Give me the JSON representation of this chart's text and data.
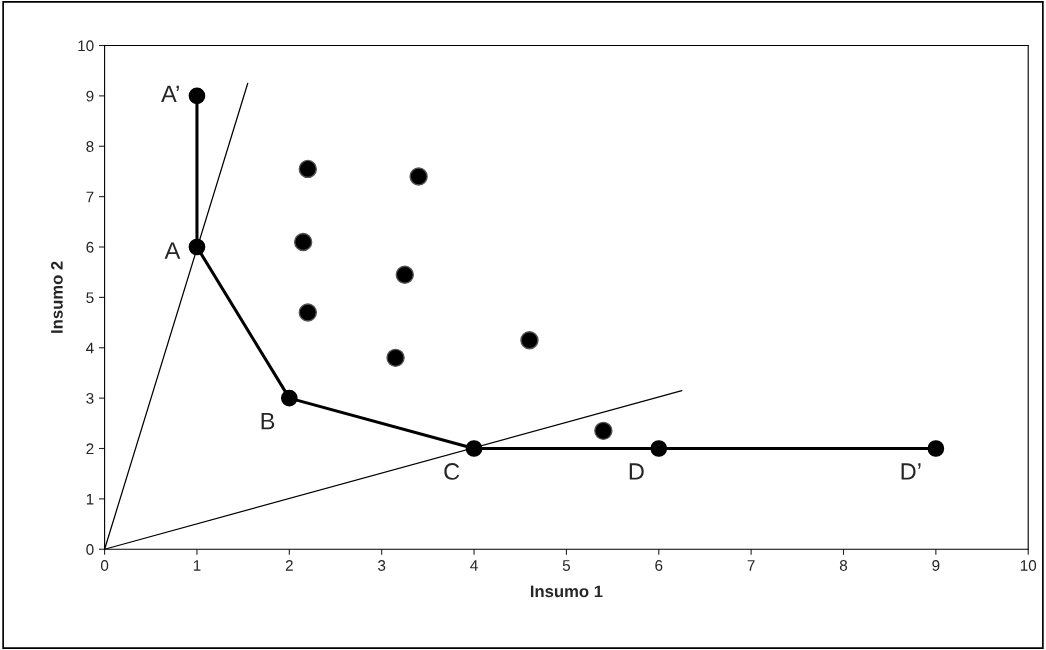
{
  "chart_data": {
    "type": "scatter",
    "xlabel": "Insumo 1",
    "ylabel": "Insumo 2",
    "xlim": [
      0,
      10
    ],
    "ylim": [
      0,
      10
    ],
    "xticks": [
      0,
      1,
      2,
      3,
      4,
      5,
      6,
      7,
      8,
      9,
      10
    ],
    "yticks": [
      0,
      1,
      2,
      3,
      4,
      5,
      6,
      7,
      8,
      9,
      10
    ],
    "grid": false,
    "series": [
      {
        "color": "#000000",
        "marker": "circle",
        "x": [
          2.2,
          3.4,
          2.15,
          3.25,
          2.2,
          3.15,
          4.6,
          5.4
        ],
        "values": [
          7.55,
          7.4,
          6.1,
          5.45,
          4.7,
          3.8,
          4.15,
          2.35
        ]
      },
      {
        "type": "line",
        "color": "#000000",
        "marker": "circle",
        "line_style": "solid",
        "x": [
          1,
          1,
          2,
          4,
          6,
          9
        ],
        "values": [
          9,
          6,
          3,
          2,
          2,
          2
        ]
      },
      {
        "type": "line",
        "color": "#000000",
        "marker": "none",
        "line_style": "solid",
        "x": [
          0,
          1.55
        ],
        "values": [
          0,
          9.25
        ]
      },
      {
        "type": "line",
        "color": "#000000",
        "marker": "none",
        "line_style": "solid",
        "x": [
          0,
          6.25
        ],
        "values": [
          0,
          3.15
        ]
      }
    ],
    "annotations": [
      {
        "text": "A’",
        "x": 1,
        "y": 9
      },
      {
        "text": "A",
        "x": 1,
        "y": 6
      },
      {
        "text": "B",
        "x": 2,
        "y": 3
      },
      {
        "text": "C",
        "x": 4,
        "y": 2
      },
      {
        "text": "D",
        "x": 6,
        "y": 2
      },
      {
        "text": "D’",
        "x": 9,
        "y": 2
      }
    ]
  }
}
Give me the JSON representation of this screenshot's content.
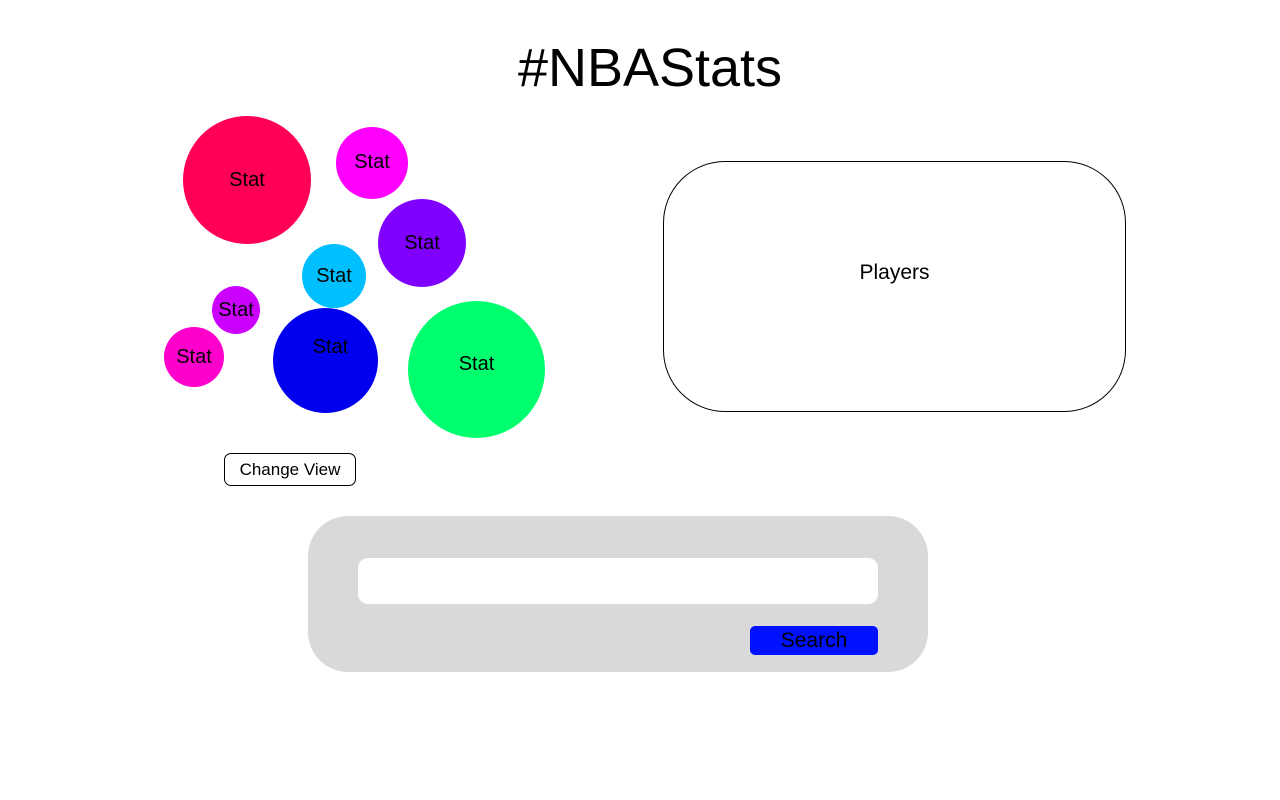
{
  "header": {
    "title": "#NBAStats"
  },
  "stats": {
    "bubbles": [
      {
        "label": "Stat",
        "color": "#ff0055"
      },
      {
        "label": "Stat",
        "color": "#ff00ff"
      },
      {
        "label": "Stat",
        "color": "#8000ff"
      },
      {
        "label": "Stat",
        "color": "#00bfff"
      },
      {
        "label": "Stat",
        "color": "#cc00ff"
      },
      {
        "label": "Stat",
        "color": "#ff00cc"
      },
      {
        "label": "Stat",
        "color": "#0000ee"
      },
      {
        "label": "Stat",
        "color": "#00ff6e"
      }
    ],
    "change_view_label": "Change View"
  },
  "players": {
    "label": "Players"
  },
  "search": {
    "input_value": "",
    "placeholder": "",
    "button_label": "Search"
  }
}
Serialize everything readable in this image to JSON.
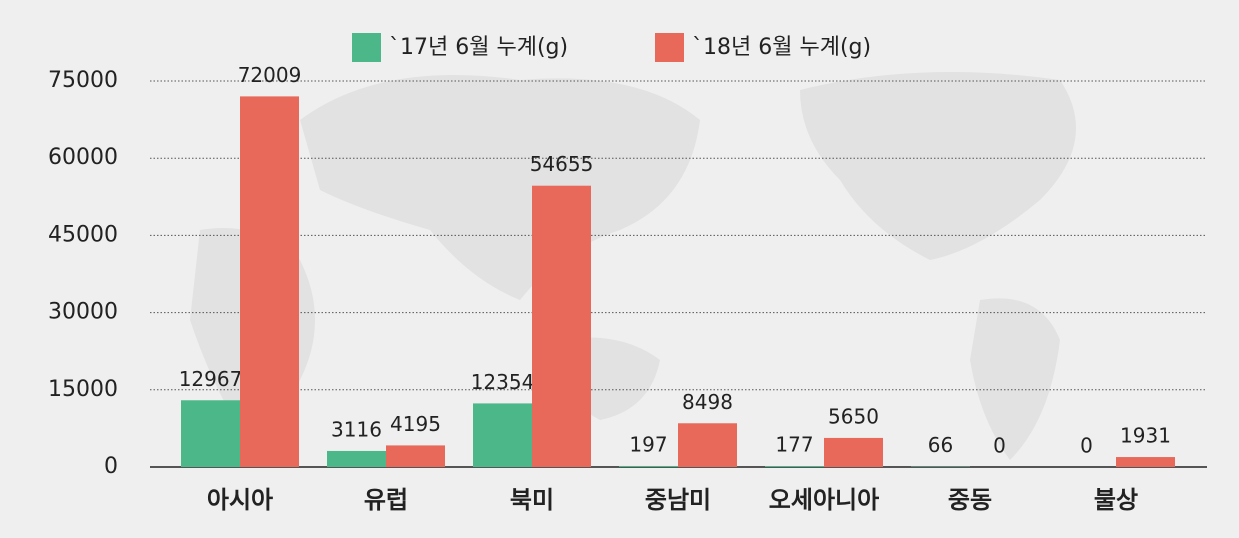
{
  "chart_data": {
    "type": "bar",
    "categories": [
      "아시아",
      "유럽",
      "북미",
      "중남미",
      "오세아니아",
      "중동",
      "불상"
    ],
    "series": [
      {
        "name": "`17년 6월 누계(g)",
        "color": "#4cb88a",
        "values": [
          12967,
          3116,
          12354,
          197,
          177,
          66,
          0
        ]
      },
      {
        "name": "`18년 6월 누계(g)",
        "color": "#e8685a",
        "values": [
          72009,
          4195,
          54655,
          8498,
          5650,
          0,
          1931
        ]
      }
    ],
    "ylim": [
      0,
      75000
    ],
    "yticks": [
      0,
      15000,
      30000,
      45000,
      60000,
      75000
    ],
    "grid": true
  }
}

:::

● **JOB**: Please write out all of the material above without changing a word, and omit any pictures.

● **WRITTEN RESPONSE**:
Give me the JSON representation of this chart's text and data.
{
  "chart_data": {
    "type": "scatter",
    "xlabel": "Insumo 1",
    "ylabel": "Insumo 2",
    "xlim": [
      0,
      10
    ],
    "ylim": [
      0,
      10
    ],
    "xticks": [
      0,
      1,
      2,
      3,
      4,
      5,
      6,
      7,
      8,
      9,
      10
    ],
    "yticks": [
      0,
      1,
      2,
      3,
      4,
      5,
      6,
      7,
      8,
      9,
      10
    ],
    "grid": false,
    "series": [
      {
        "color": "#000000",
        "marker": "circle",
        "x": [
          2.2,
          3.4,
          2.15,
          3.25,
          2.2,
          3.15,
          4.6,
          5.4
        ],
        "values": [
          7.55,
          7.4,
          6.1,
          5.45,
          4.7,
          3.8,
          4.15,
          2.35
        ]
      },
      {
        "type": "line",
        "color": "#000000",
        "marker": "circle",
        "line_style": "solid",
        "x": [
          1,
          1,
          2,
          4,
          6,
          9
        ],
        "values": [
          9,
          6,
          3,
          2,
          2,
          2
        ]
      },
      {
        "type": "line",
        "color": "#000000",
        "marker": "none",
        "line_style": "solid",
        "x": [
          0,
          1.55
        ],
        "values": [
          0,
          9.25
        ]
      },
      {
        "type": "line",
        "color": "#000000",
        "marker": "none",
        "line_style": "solid",
        "x": [
          0,
          6.25
        ],
        "values": [
          0,
          3.15
        ]
      }
    ],
    "annotations": [
      {
        "text": "A’",
        "x": 1,
        "y": 9
      },
      {
        "text": "A",
        "x": 1,
        "y": 6
      },
      {
        "text": "B",
        "x": 2,
        "y": 3
      },
      {
        "text": "C",
        "x": 4,
        "y": 2
      },
      {
        "text": "D",
        "x": 6,
        "y": 2
      },
      {
        "text": "D’",
        "x": 9,
        "y": 2
      }
    ]
  }
}
Give me the JSON representation of this screenshot's content.
{
  "header": {
    "title": "#NBAStats"
  },
  "stats": {
    "bubbles": [
      {
        "label": "Stat",
        "color": "#ff0055"
      },
      {
        "label": "Stat",
        "color": "#ff00ff"
      },
      {
        "label": "Stat",
        "color": "#8000ff"
      },
      {
        "label": "Stat",
        "color": "#00bfff"
      },
      {
        "label": "Stat",
        "color": "#cc00ff"
      },
      {
        "label": "Stat",
        "color": "#ff00cc"
      },
      {
        "label": "Stat",
        "color": "#0000ee"
      },
      {
        "label": "Stat",
        "color": "#00ff6e"
      }
    ],
    "change_view_label": "Change View"
  },
  "players": {
    "label": "Players"
  },
  "search": {
    "input_value": "",
    "placeholder": "",
    "button_label": "Search"
  }
}
Serialize everything readable in this image to JSON.
{
  "chart_data": {
    "type": "bar",
    "categories": [
      "아시아",
      "유럽",
      "북미",
      "중남미",
      "오세아니아",
      "중동",
      "불상"
    ],
    "series": [
      {
        "name": "`17년 6월 누계(g)",
        "color": "#4cb88a",
        "values": [
          12967,
          3116,
          12354,
          197,
          177,
          66,
          0
        ]
      },
      {
        "name": "`18년 6월 누계(g)",
        "color": "#e8685a",
        "values": [
          72009,
          4195,
          54655,
          8498,
          5650,
          0,
          1931
        ]
      }
    ],
    "ylim": [
      0,
      75000
    ],
    "yticks": [
      0,
      15000,
      30000,
      45000,
      60000,
      75000
    ],
    "grid": true
  }
}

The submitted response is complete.